Do any lines in the data below contain "content"? If so, copy every one of them.

══ Data for this exercise

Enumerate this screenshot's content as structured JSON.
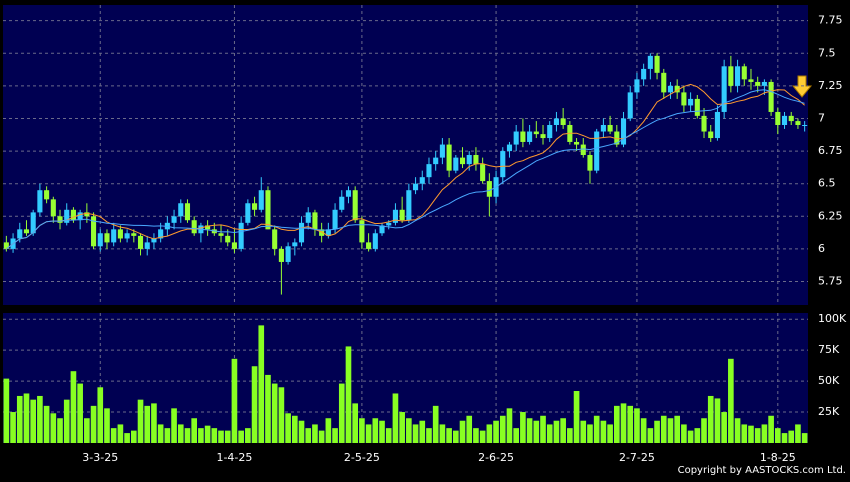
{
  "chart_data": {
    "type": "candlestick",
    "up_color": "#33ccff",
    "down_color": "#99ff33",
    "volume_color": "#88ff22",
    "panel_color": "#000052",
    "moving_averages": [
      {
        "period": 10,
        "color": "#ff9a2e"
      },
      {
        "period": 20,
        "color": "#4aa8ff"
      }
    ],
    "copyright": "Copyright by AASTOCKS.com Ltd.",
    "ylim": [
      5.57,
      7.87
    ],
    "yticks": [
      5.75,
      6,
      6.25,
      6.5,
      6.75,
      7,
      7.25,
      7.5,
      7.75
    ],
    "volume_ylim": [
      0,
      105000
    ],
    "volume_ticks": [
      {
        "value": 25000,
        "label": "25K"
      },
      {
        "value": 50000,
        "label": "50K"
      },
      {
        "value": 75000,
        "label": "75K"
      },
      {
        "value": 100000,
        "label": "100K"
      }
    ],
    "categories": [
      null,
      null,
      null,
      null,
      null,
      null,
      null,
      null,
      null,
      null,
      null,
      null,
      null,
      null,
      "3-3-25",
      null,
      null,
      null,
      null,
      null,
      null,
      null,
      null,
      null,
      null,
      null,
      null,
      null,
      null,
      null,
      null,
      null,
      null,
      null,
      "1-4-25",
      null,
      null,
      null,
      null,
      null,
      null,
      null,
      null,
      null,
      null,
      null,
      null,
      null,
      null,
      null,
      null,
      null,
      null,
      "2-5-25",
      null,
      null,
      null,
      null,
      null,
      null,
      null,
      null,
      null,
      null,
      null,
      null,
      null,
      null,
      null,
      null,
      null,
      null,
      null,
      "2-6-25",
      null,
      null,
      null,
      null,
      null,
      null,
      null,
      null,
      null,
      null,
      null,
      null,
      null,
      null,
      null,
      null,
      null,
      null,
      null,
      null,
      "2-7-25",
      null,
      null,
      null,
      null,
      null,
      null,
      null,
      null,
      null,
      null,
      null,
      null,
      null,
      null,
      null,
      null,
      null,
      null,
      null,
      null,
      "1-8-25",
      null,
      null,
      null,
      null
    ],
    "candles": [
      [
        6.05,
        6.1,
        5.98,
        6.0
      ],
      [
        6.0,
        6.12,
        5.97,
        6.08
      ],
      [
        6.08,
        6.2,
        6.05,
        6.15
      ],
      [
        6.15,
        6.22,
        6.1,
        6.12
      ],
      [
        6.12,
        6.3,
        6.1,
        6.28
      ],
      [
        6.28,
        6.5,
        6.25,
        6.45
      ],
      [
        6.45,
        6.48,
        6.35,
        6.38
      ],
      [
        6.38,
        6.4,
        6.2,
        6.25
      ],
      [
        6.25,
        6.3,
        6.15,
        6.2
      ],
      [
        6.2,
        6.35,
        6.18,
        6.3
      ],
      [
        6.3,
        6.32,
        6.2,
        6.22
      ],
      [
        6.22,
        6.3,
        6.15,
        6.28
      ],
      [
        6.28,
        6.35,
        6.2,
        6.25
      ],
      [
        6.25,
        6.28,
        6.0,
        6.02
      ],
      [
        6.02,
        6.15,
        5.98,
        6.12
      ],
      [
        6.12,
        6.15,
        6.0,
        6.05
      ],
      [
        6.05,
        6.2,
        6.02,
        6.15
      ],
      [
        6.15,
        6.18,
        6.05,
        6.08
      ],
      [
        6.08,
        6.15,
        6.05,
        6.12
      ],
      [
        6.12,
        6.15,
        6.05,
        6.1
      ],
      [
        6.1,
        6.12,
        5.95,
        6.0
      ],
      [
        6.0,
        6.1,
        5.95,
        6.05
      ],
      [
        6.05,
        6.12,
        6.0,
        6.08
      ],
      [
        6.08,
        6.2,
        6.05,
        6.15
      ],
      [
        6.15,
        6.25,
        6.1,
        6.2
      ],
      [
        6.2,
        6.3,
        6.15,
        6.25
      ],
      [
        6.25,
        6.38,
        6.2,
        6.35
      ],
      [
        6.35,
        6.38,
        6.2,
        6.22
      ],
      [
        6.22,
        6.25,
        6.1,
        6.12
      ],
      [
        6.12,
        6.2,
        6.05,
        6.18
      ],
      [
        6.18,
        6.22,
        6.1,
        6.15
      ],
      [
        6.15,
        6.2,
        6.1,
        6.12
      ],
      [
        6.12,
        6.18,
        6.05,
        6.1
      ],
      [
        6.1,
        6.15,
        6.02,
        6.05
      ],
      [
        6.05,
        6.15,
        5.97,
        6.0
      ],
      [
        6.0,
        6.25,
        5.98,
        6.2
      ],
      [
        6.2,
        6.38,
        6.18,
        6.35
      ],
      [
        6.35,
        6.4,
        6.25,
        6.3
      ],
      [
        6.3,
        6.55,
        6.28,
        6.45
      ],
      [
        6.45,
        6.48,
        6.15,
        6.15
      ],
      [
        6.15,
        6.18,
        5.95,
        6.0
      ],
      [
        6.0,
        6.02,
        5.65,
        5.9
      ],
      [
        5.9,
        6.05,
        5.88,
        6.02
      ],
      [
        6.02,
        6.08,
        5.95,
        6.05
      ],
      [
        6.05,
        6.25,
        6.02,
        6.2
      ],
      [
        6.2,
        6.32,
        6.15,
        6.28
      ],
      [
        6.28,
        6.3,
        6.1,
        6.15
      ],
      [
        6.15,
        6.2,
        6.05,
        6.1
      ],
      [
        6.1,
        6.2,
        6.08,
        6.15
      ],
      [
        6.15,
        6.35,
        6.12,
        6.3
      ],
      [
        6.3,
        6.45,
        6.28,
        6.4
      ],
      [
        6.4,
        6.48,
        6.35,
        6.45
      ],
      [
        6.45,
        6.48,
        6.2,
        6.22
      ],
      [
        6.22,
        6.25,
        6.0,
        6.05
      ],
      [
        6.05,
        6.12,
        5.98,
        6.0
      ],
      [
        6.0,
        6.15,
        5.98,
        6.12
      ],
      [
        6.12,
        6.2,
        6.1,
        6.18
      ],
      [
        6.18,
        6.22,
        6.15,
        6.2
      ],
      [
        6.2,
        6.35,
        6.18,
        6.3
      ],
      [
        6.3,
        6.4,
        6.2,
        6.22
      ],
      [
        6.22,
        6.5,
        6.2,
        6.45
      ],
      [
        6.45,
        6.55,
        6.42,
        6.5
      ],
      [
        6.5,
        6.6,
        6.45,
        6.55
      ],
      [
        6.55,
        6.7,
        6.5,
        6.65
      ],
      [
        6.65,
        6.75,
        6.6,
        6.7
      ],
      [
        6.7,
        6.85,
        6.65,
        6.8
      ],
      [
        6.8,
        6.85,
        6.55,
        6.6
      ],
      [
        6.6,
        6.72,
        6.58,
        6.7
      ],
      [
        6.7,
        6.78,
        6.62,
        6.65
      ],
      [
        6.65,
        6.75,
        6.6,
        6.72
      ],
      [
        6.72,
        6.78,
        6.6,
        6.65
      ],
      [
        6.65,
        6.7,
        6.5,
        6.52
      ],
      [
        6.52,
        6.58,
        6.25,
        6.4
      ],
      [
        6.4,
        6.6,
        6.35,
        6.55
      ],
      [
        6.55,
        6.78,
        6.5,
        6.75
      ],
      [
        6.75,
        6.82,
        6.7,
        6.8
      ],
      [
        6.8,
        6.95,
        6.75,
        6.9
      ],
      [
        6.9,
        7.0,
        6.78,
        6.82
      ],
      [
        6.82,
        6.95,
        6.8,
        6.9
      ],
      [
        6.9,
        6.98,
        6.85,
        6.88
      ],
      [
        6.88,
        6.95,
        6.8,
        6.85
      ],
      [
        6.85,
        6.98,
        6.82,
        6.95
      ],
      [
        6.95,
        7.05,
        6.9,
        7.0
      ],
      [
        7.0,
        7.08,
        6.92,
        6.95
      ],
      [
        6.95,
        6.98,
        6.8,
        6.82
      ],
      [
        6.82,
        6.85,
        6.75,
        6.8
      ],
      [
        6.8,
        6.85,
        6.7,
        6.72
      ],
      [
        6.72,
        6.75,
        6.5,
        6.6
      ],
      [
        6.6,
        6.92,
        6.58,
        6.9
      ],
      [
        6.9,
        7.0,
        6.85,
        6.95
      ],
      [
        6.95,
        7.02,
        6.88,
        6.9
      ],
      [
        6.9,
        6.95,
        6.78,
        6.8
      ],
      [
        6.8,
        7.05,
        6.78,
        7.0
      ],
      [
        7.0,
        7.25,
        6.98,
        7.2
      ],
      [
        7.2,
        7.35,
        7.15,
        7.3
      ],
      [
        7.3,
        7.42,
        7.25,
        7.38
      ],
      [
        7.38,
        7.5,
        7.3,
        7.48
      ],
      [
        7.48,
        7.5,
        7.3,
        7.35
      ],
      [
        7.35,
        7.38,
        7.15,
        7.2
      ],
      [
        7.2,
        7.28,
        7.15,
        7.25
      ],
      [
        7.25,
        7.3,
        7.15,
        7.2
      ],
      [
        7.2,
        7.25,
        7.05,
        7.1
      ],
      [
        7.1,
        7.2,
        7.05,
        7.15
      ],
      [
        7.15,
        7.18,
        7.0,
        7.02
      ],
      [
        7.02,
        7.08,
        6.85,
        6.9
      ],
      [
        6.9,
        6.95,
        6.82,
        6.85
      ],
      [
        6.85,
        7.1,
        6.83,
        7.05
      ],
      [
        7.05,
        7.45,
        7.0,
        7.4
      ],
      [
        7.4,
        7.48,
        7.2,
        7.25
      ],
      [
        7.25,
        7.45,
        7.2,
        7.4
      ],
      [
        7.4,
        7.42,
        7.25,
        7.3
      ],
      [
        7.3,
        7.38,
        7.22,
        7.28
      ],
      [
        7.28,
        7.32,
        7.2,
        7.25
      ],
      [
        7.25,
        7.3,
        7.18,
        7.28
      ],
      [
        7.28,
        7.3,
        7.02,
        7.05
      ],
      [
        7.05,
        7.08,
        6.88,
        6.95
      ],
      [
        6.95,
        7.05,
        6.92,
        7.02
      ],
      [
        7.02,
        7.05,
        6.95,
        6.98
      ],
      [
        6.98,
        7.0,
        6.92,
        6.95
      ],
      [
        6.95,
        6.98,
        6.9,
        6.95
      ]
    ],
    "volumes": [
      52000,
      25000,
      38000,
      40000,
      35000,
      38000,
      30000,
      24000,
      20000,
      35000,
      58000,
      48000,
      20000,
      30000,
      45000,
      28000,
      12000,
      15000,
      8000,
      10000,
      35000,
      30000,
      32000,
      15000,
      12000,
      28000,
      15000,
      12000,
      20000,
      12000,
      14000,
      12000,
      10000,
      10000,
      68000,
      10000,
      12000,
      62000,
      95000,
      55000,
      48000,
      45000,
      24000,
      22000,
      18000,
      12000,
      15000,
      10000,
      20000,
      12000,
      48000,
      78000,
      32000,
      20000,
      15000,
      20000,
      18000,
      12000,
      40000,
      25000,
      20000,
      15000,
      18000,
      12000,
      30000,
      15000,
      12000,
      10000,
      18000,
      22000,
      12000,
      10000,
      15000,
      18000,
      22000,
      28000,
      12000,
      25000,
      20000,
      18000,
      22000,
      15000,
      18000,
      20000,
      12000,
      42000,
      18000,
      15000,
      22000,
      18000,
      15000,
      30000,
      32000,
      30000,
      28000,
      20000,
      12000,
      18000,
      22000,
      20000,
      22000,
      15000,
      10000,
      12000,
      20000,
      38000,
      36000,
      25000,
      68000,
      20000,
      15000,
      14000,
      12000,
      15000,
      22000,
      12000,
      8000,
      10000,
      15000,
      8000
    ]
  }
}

════
══ Data for this exercise

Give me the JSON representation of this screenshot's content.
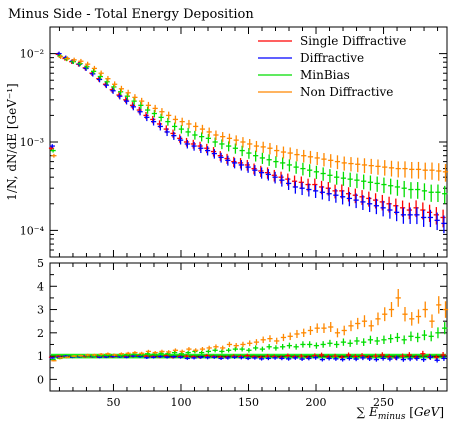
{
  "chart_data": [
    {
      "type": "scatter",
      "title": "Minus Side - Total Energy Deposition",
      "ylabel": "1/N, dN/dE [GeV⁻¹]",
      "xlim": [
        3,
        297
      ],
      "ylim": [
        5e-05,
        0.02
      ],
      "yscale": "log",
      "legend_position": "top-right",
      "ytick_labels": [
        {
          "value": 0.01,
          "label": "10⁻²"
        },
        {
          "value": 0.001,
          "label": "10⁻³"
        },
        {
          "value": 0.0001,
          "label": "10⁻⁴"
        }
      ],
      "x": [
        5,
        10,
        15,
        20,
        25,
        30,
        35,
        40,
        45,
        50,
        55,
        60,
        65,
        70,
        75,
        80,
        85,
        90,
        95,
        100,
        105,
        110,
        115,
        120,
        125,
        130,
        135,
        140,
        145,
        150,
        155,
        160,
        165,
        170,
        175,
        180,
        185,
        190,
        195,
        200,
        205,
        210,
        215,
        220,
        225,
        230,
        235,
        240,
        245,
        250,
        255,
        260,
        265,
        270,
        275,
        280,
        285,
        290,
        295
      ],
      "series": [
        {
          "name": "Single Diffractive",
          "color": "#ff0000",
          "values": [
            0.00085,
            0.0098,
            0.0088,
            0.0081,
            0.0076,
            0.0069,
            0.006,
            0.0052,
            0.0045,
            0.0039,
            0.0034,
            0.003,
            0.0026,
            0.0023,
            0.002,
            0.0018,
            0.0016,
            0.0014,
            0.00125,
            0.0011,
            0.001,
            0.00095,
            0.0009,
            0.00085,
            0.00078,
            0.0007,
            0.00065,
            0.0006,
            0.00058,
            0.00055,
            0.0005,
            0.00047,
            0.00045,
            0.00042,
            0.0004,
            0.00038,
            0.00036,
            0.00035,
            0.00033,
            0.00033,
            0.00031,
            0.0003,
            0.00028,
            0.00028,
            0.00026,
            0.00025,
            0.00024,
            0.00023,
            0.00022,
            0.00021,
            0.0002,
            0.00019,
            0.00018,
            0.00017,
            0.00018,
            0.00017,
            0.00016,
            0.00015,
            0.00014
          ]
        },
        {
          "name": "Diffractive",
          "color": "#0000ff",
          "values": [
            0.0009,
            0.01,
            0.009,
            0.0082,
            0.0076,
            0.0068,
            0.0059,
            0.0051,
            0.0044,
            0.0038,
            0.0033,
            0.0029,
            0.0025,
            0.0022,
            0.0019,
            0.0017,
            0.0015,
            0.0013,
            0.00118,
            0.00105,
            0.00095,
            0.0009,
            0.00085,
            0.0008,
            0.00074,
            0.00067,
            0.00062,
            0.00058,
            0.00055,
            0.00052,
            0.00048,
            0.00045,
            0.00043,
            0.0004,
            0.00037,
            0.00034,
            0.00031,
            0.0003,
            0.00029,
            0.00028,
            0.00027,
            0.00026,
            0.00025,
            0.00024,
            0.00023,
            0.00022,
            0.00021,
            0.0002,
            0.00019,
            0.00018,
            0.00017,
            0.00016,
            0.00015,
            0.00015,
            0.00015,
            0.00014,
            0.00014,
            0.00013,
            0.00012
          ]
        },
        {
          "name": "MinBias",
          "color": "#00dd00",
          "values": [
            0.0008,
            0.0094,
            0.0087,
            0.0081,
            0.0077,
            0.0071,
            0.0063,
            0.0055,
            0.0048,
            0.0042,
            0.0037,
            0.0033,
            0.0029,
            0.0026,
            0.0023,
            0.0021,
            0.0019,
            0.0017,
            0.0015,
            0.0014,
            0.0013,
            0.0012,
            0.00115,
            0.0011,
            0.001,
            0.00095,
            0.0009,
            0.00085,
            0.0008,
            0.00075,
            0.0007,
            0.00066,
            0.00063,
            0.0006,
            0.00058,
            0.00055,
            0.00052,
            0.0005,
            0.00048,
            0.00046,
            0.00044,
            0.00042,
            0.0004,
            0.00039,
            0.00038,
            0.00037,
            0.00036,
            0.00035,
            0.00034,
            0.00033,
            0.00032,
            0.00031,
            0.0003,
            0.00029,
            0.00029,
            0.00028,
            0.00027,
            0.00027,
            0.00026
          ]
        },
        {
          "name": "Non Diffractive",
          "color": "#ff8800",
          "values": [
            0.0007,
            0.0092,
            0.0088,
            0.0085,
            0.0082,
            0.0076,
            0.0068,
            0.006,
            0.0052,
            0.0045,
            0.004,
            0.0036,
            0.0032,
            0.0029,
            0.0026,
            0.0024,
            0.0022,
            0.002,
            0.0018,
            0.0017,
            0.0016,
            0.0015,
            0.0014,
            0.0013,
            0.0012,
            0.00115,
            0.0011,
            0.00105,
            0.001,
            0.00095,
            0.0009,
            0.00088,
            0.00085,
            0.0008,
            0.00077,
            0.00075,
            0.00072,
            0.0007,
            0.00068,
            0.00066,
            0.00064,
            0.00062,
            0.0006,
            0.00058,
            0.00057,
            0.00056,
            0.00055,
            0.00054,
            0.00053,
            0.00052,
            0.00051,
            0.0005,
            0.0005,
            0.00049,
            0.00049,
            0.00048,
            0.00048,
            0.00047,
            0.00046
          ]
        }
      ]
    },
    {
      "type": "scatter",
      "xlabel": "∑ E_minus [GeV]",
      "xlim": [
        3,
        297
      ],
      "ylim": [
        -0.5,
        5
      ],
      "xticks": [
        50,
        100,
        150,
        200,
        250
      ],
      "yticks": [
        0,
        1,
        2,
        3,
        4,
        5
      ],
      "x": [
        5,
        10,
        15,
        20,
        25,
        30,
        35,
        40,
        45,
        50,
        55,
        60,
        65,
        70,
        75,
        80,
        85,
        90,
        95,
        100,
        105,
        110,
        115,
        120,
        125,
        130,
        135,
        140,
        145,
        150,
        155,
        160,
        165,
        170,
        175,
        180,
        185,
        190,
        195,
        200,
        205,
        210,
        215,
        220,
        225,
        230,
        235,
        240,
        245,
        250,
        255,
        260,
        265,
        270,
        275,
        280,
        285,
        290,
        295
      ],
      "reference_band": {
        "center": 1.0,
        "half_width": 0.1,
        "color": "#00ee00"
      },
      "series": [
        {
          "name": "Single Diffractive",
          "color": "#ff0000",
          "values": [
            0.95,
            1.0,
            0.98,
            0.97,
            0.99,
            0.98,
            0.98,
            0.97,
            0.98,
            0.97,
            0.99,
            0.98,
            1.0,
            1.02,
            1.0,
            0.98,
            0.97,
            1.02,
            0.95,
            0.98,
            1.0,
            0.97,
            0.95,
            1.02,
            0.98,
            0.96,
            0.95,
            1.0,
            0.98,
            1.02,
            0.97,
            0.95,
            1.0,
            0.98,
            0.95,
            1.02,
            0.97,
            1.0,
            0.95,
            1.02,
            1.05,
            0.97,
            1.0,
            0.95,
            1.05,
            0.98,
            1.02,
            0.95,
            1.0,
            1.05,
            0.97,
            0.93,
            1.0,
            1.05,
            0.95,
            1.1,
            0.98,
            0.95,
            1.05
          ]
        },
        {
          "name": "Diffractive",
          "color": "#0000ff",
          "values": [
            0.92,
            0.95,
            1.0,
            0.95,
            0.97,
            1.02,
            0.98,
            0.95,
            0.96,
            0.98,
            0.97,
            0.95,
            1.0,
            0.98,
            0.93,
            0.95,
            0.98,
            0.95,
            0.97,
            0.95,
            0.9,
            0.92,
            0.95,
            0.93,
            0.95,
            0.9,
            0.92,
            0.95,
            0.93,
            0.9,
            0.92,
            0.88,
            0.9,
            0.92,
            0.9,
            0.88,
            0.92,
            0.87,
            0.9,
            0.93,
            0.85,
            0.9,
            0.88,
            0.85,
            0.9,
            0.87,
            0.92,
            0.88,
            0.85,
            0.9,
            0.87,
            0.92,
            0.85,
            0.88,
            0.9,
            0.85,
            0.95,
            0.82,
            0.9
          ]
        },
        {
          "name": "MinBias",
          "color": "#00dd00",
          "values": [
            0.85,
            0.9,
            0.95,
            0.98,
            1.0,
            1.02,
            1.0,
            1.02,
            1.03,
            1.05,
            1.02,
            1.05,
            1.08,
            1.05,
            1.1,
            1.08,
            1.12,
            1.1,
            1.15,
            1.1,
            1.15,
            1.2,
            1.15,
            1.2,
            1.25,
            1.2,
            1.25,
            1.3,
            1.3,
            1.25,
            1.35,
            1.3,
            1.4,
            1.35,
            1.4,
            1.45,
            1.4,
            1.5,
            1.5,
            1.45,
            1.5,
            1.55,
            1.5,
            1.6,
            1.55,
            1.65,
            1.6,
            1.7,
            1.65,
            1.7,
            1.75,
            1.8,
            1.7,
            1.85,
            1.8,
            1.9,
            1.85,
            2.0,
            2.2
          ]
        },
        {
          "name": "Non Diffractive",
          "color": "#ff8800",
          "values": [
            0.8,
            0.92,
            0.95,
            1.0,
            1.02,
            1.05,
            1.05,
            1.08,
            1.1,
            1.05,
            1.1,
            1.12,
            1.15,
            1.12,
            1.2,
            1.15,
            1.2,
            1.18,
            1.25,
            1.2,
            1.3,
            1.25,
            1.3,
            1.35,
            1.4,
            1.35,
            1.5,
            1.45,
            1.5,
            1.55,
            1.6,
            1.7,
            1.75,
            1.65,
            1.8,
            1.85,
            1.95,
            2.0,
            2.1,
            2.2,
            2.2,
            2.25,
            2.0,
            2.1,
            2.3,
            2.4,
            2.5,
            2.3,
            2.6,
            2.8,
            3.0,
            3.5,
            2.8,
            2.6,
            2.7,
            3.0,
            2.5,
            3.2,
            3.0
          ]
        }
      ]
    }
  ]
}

════

Solution for this exercise:
Enumerate this screenshot's content as structured JSON.
Give me the JSON representation of this screenshot's content.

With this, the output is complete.